- **Problem description**:
The expected output is every entry, copied exactly.

Stored entries
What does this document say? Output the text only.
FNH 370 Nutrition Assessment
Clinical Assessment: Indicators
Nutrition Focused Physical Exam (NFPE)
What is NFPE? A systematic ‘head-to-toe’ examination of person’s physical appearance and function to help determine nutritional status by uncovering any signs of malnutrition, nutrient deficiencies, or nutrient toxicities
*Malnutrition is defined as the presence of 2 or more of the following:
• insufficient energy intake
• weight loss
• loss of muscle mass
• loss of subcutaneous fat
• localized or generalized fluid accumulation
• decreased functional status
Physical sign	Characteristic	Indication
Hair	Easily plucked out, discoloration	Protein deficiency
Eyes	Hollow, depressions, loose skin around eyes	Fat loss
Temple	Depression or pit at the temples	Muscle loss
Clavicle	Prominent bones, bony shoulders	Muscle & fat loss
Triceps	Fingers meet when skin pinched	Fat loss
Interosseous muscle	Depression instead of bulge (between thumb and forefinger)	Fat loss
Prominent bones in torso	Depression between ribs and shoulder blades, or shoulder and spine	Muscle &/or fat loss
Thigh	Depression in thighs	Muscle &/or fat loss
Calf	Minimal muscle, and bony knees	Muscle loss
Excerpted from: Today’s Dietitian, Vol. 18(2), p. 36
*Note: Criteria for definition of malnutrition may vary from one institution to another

- **Answer below**:
What does this document say? Output the text only.
FNH 370 Nutrition Assessment
Clinical Assessment: Indicators
Nutrition Focused Physical Exam (NFPE)
What is NFPE? A systematic ‘head-to-toe’ examination of person’s physical appearance and function to help determine nutritional status by uncovering any signs of malnutrition, nutrient deficiencies, or nutrient toxicities
*Malnutrition is defined as the presence of 2 or more of the following:
• insufficient energy intake
• weight loss
• loss of muscle mass
• loss of subcutaneous fat
• localized or generalized fluid accumulation
• decreased functional status
Physical sign	Characteristic	Indication
Hair	Easily plucked out, discoloration	Protein deficiency
Eyes	Hollow, depressions, loose skin around eyes	Fat loss
Temple	Depression or pit at the temples	Muscle loss
Clavicle	Prominent bones, bony shoulders	Muscle & fat loss
Triceps	Fingers meet when skin pinched	Fat loss
Interosseous muscle	Depression instead of bulge (between thumb and forefinger)	Fat loss
Prominent bones in torso	Depression between ribs and shoulder blades, or shoulder and spine	Muscle &/or fat loss
Thigh	Depression in thighs	Muscle &/or fat loss
Calf	Minimal muscle, and bony knees	Muscle loss
Excerpted from: Today’s Dietitian, Vol. 18(2), p. 36
*Note: Criteria for definition of malnutrition may vary from one institution to another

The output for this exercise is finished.